Directions:
Print out each record below, unaltered and complete, without its images.

-- Provided material start --

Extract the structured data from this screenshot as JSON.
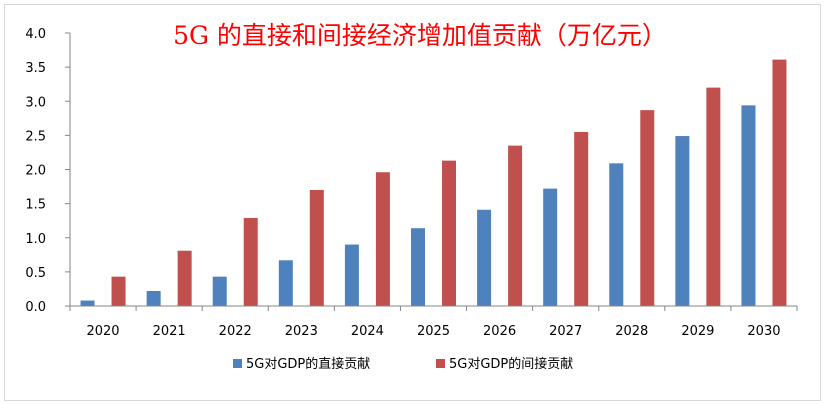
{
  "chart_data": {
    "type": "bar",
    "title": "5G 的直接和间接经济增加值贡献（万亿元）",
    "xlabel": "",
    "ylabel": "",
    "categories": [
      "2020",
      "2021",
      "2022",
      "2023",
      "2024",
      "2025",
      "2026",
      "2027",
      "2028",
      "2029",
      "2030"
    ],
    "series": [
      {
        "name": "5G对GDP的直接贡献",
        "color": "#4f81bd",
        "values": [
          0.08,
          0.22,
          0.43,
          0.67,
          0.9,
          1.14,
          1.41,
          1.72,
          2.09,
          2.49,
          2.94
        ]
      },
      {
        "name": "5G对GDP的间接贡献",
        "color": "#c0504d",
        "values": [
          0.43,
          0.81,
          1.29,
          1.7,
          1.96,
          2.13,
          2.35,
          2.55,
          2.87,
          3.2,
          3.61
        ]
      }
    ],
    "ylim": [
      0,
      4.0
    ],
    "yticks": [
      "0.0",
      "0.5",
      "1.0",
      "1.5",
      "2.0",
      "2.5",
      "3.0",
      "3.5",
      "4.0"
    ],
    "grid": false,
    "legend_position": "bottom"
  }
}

-- Provided material end --

Response to the task:
Extract the structured data from this screenshot as JSON.
{
  "chart_data": {
    "type": "bar",
    "title": "5G 的直接和间接经济增加值贡献（万亿元）",
    "xlabel": "",
    "ylabel": "",
    "categories": [
      "2020",
      "2021",
      "2022",
      "2023",
      "2024",
      "2025",
      "2026",
      "2027",
      "2028",
      "2029",
      "2030"
    ],
    "series": [
      {
        "name": "5G对GDP的直接贡献",
        "color": "#4f81bd",
        "values": [
          0.08,
          0.22,
          0.43,
          0.67,
          0.9,
          1.14,
          1.41,
          1.72,
          2.09,
          2.49,
          2.94
        ]
      },
      {
        "name": "5G对GDP的间接贡献",
        "color": "#c0504d",
        "values": [
          0.43,
          0.81,
          1.29,
          1.7,
          1.96,
          2.13,
          2.35,
          2.55,
          2.87,
          3.2,
          3.61
        ]
      }
    ],
    "ylim": [
      0,
      4.0
    ],
    "yticks": [
      "0.0",
      "0.5",
      "1.0",
      "1.5",
      "2.0",
      "2.5",
      "3.0",
      "3.5",
      "4.0"
    ],
    "grid": false,
    "legend_position": "bottom"
  }
}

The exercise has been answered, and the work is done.